■ **Exercise**
Among the entries, which lines carry the string "this"? Copy each of them.

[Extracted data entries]
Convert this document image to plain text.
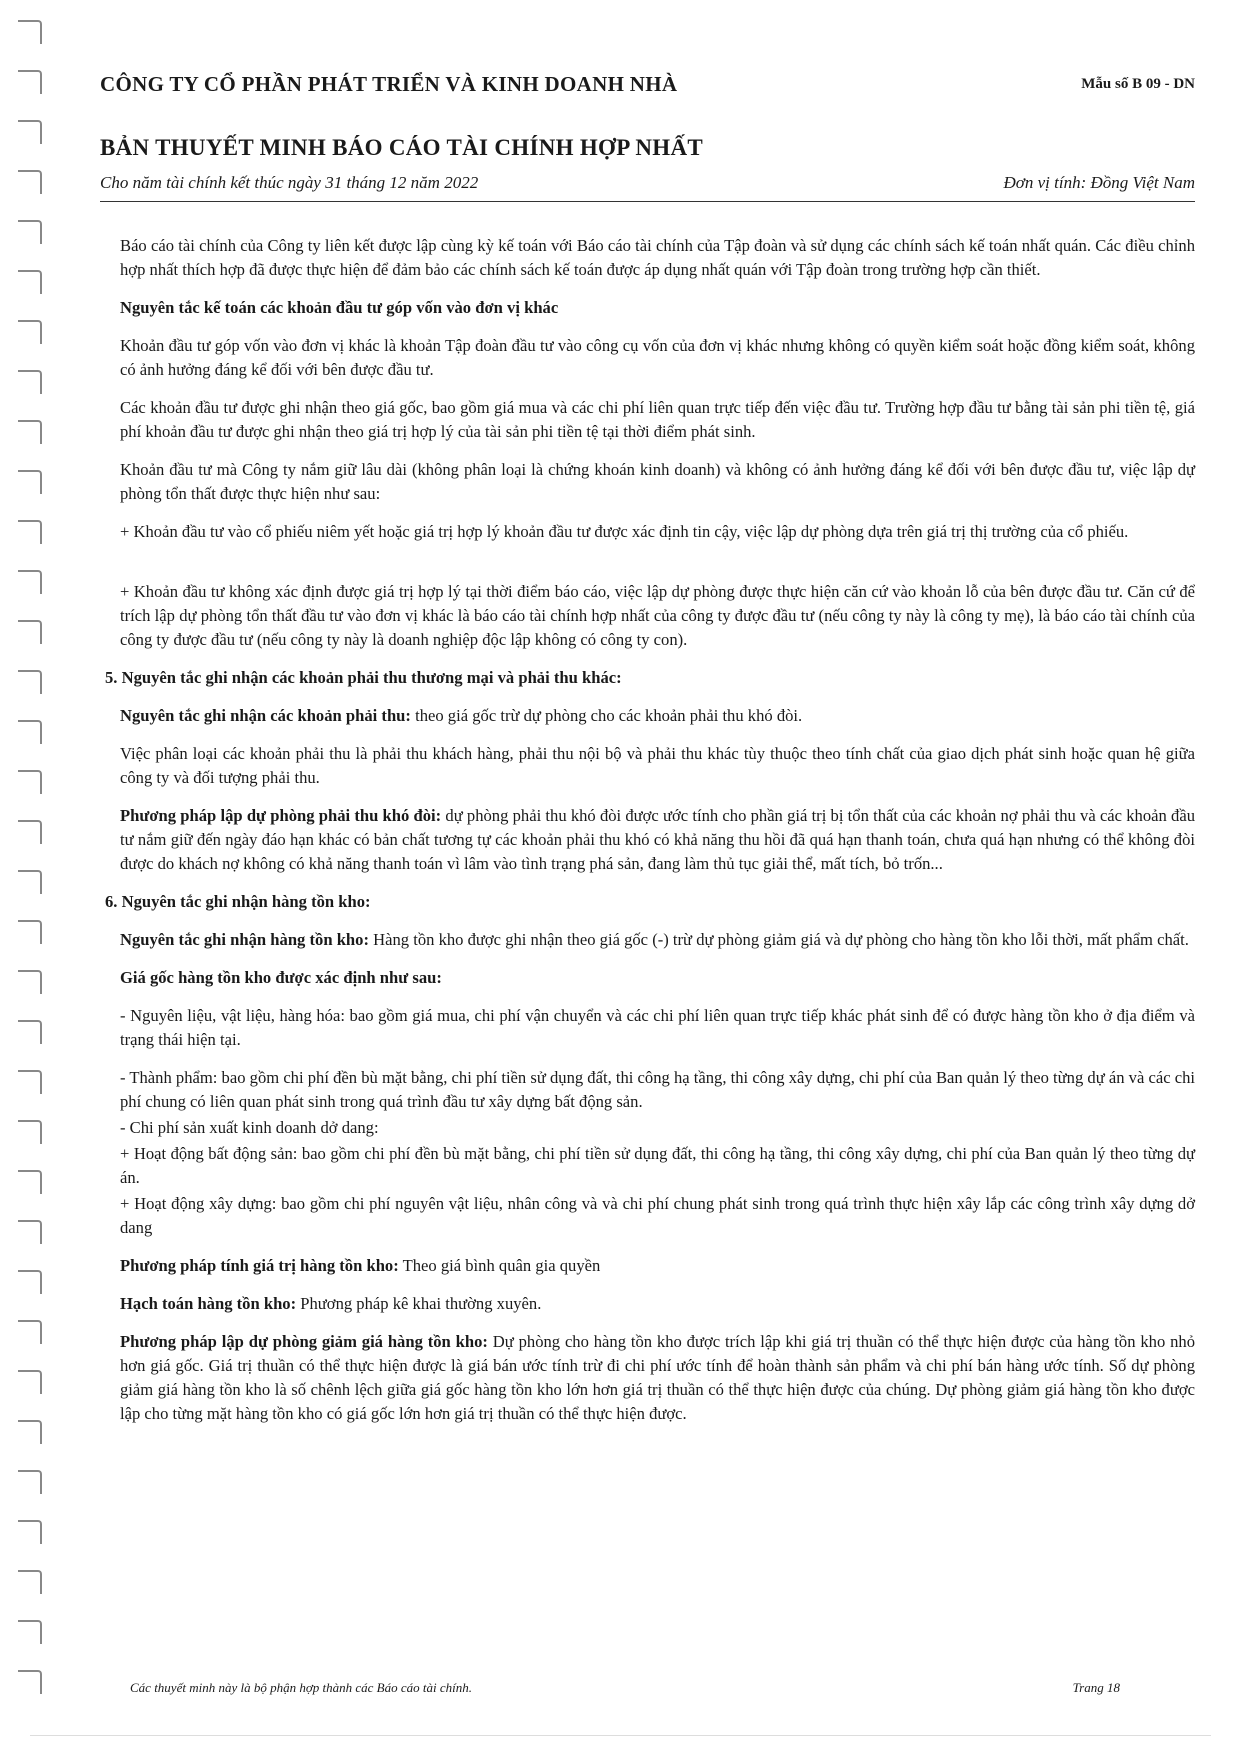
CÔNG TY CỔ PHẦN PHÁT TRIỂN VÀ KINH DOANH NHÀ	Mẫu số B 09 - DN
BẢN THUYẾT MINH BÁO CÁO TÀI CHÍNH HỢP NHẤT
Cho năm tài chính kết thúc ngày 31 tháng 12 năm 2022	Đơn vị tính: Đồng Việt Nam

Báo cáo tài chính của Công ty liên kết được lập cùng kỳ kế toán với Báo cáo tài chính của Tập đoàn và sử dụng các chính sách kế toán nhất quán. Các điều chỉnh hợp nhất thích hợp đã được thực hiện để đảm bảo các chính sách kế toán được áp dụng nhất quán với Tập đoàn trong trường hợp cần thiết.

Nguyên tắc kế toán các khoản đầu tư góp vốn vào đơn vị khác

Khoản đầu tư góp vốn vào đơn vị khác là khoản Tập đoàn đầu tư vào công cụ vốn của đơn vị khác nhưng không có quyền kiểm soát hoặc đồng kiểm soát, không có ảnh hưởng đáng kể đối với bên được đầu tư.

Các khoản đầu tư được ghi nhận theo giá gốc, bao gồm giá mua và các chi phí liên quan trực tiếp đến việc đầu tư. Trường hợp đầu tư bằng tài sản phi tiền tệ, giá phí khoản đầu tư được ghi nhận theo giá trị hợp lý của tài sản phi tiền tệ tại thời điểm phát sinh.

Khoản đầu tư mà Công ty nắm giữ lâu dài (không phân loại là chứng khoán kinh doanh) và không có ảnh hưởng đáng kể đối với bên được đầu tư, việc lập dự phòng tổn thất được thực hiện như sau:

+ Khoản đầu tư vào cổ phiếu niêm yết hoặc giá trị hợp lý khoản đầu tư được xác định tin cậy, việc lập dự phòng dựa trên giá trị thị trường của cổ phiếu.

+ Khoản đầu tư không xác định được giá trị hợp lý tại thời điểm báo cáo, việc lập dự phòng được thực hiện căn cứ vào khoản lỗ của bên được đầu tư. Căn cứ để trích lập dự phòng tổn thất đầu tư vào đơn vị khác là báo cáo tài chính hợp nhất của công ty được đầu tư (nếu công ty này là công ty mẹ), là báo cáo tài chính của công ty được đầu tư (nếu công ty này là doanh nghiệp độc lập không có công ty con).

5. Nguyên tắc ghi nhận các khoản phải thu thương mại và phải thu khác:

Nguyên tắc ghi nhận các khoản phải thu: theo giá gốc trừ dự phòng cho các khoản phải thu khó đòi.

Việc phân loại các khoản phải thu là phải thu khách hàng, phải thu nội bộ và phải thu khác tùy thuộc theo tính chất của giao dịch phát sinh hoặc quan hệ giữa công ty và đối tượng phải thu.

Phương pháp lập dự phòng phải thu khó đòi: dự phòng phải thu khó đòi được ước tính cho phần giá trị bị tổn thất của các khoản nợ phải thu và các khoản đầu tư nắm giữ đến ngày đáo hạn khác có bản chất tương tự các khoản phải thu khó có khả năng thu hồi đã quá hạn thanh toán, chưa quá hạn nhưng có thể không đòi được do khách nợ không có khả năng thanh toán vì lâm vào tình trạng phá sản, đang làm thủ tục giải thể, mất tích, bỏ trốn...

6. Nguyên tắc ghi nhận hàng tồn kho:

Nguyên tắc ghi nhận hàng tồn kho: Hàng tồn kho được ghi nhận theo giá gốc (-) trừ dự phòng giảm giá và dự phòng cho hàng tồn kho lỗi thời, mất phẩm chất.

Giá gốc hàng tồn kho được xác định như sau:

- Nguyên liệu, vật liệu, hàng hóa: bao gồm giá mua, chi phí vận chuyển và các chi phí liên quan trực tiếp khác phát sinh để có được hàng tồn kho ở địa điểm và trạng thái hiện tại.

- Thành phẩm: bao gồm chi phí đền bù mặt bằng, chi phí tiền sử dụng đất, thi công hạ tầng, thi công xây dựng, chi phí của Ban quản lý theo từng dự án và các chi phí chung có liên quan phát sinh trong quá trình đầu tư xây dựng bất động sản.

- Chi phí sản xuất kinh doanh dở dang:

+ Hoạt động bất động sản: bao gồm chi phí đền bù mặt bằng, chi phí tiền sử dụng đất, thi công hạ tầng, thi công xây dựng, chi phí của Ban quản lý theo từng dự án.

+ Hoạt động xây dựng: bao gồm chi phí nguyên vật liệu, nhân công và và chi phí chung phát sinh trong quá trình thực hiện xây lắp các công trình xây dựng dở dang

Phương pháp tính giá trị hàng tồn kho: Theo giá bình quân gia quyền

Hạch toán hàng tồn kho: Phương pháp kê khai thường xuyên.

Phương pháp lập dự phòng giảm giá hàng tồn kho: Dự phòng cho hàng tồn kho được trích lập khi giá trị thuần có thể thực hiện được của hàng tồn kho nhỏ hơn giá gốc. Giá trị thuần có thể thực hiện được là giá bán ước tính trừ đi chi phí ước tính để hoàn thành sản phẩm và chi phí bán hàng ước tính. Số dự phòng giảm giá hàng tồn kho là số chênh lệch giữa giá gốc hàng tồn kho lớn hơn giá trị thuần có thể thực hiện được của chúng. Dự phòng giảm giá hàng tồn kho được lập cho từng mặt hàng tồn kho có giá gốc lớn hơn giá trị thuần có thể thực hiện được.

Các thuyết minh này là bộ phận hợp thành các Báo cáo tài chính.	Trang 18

==

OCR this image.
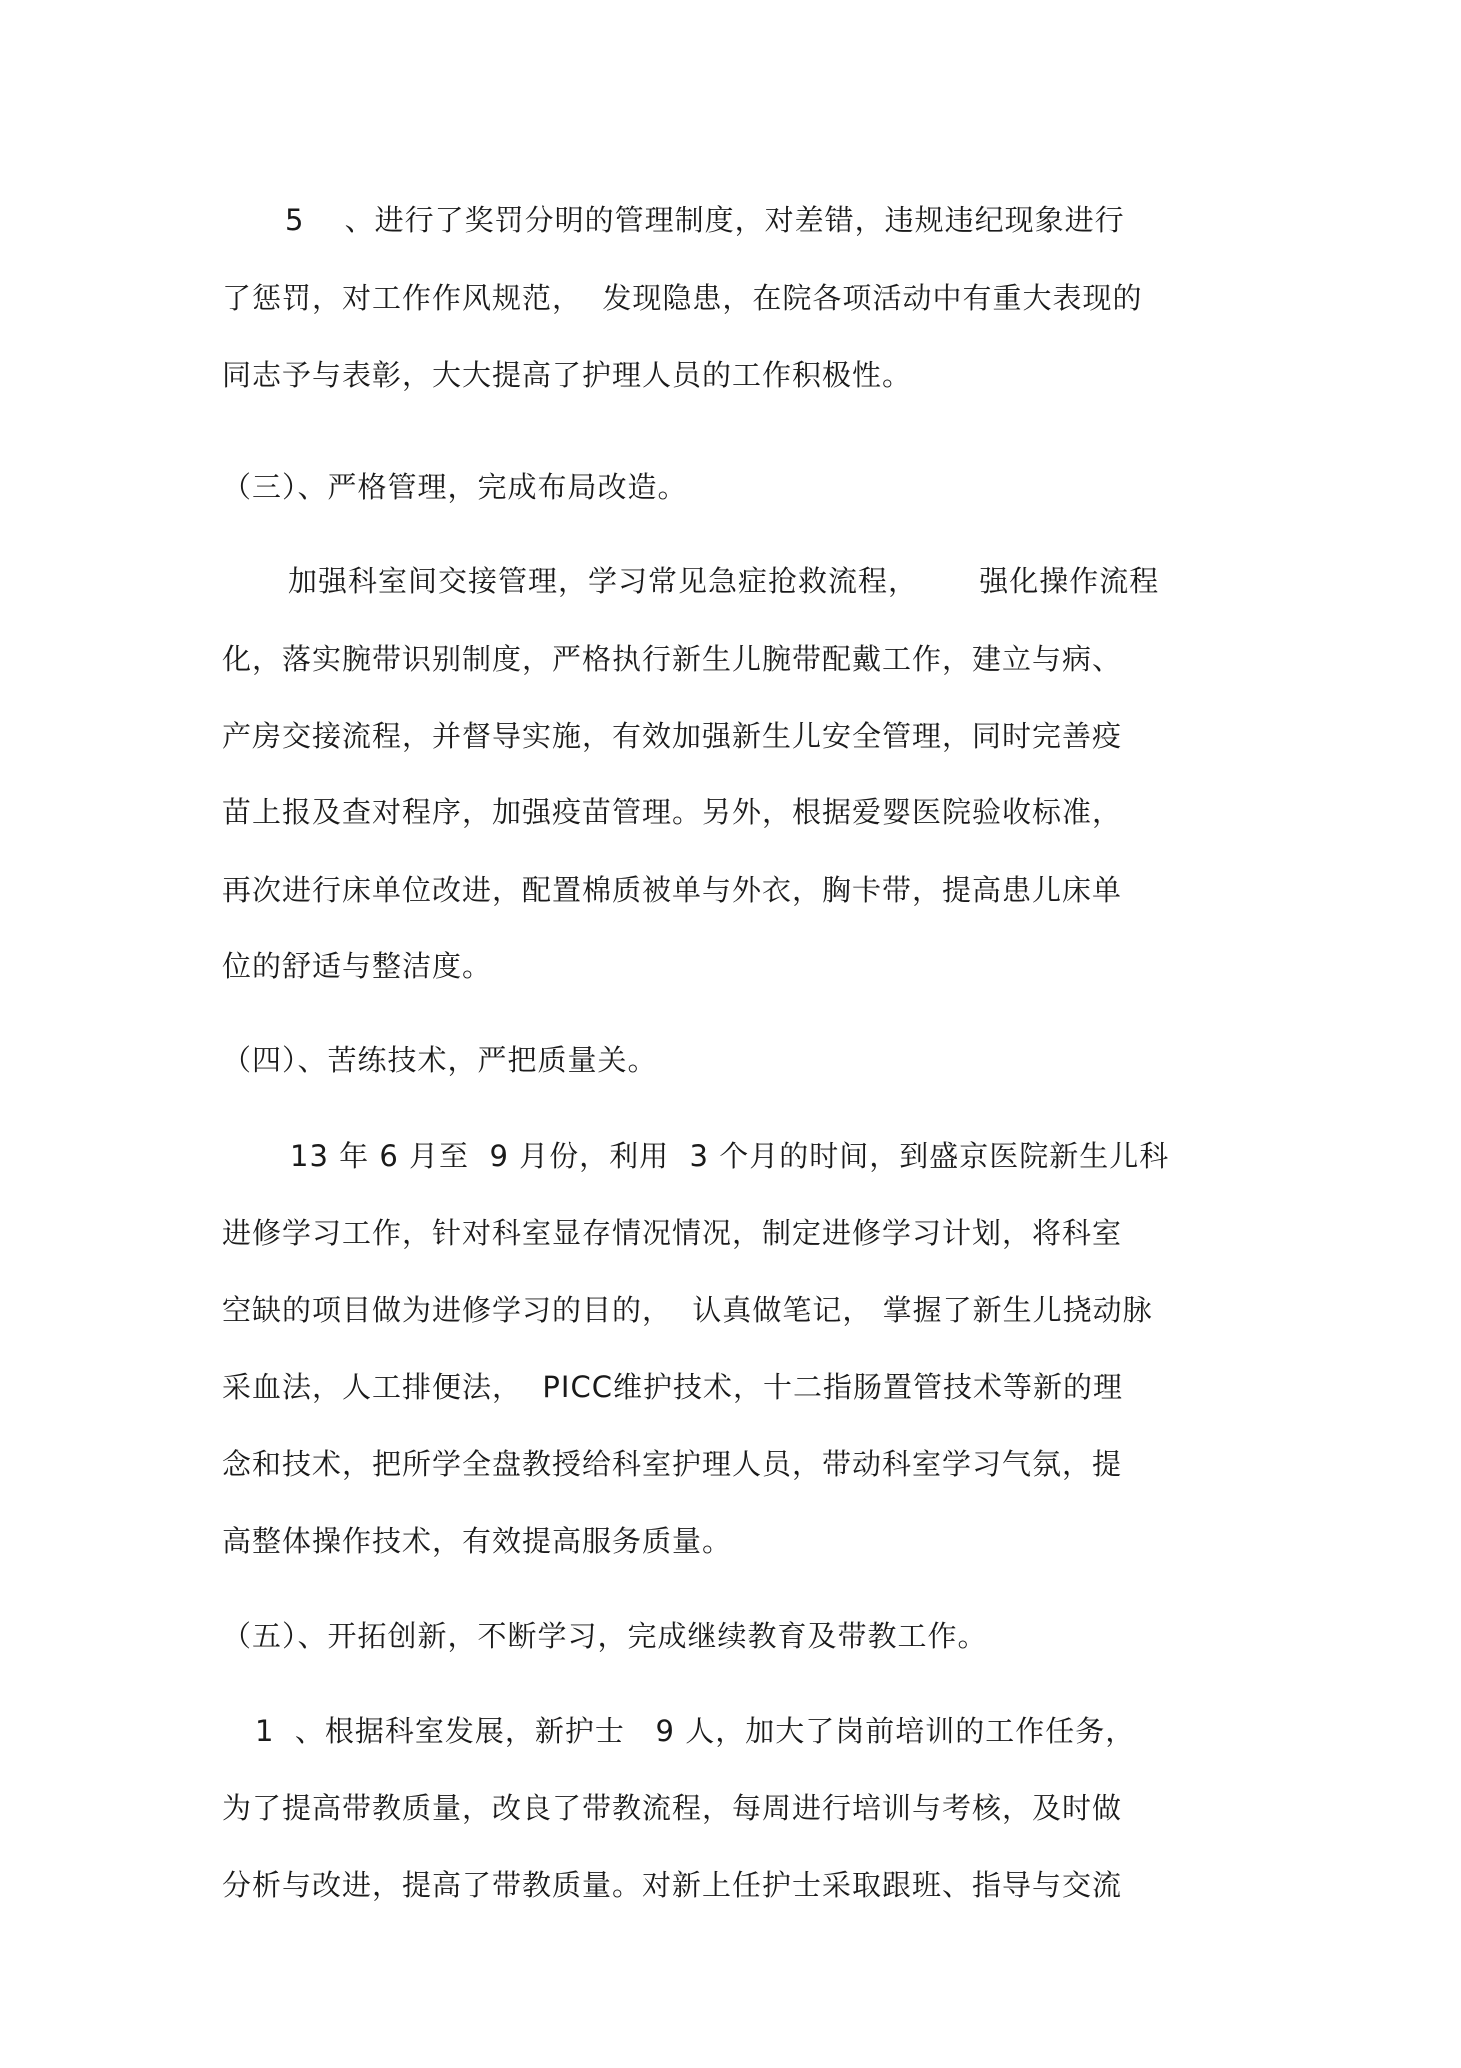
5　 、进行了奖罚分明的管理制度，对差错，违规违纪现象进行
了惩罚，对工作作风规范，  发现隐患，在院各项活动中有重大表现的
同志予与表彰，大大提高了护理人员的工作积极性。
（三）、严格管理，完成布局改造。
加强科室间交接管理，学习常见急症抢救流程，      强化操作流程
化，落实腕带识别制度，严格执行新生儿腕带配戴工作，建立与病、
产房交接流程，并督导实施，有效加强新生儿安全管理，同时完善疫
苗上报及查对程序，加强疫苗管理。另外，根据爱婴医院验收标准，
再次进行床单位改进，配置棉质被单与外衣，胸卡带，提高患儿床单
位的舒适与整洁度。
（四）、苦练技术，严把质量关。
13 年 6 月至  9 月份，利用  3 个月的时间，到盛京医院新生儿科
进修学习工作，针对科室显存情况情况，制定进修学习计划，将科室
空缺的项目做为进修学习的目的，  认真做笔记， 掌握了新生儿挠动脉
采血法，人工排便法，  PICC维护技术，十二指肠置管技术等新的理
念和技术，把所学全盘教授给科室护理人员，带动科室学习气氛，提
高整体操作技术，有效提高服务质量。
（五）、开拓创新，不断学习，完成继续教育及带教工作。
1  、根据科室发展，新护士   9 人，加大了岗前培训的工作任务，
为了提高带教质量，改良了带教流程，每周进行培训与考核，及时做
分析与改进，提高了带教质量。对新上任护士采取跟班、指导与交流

■ **Reply to the task**
Convert this document image to plain text.
OCR this image.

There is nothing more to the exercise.